• _Problem requirements_:
Show all lines that include the string "баллов"; copy each one.

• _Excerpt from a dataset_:
"""
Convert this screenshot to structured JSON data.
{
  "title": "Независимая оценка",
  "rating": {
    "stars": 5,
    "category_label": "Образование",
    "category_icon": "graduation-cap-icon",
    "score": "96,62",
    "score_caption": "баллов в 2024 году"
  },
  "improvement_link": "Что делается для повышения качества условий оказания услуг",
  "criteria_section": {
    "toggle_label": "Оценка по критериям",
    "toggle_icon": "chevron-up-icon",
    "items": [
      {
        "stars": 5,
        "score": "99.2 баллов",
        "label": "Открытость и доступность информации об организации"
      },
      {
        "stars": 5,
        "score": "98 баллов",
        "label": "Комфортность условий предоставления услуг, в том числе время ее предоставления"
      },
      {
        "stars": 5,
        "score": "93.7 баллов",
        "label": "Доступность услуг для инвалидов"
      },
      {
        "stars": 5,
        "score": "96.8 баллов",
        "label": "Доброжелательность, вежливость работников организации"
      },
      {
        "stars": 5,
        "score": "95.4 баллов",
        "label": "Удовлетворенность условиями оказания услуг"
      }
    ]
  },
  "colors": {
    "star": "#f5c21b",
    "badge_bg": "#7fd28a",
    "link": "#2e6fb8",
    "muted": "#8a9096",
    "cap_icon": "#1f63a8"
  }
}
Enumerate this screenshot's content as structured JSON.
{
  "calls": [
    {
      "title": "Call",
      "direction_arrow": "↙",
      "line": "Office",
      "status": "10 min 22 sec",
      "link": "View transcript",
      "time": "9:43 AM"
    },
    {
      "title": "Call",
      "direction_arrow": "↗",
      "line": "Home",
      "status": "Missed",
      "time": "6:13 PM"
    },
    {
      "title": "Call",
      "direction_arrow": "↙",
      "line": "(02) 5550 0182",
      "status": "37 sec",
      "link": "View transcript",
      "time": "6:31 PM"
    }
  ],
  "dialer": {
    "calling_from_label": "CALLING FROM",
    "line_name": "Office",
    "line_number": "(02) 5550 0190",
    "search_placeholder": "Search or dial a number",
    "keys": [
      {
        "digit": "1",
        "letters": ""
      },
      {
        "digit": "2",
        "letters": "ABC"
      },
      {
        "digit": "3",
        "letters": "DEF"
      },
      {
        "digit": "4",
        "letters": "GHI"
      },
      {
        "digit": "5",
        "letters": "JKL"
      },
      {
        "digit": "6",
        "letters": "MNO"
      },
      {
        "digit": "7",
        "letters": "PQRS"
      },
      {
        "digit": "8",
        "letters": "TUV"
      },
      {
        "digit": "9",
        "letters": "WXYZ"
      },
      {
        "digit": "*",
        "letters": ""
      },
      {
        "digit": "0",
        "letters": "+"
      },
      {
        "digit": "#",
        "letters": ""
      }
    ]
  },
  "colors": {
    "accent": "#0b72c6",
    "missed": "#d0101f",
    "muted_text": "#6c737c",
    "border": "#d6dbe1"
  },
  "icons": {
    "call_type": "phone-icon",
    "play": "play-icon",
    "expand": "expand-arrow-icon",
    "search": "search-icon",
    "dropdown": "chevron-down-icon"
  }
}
"""
• _Expected output_:
    "score_caption": "баллов в 2024 году"
        "score": "99.2 баллов",
        "score": "98 баллов",
        "score": "93.7 баллов",
        "score": "96.8 баллов",
        "score": "95.4 баллов",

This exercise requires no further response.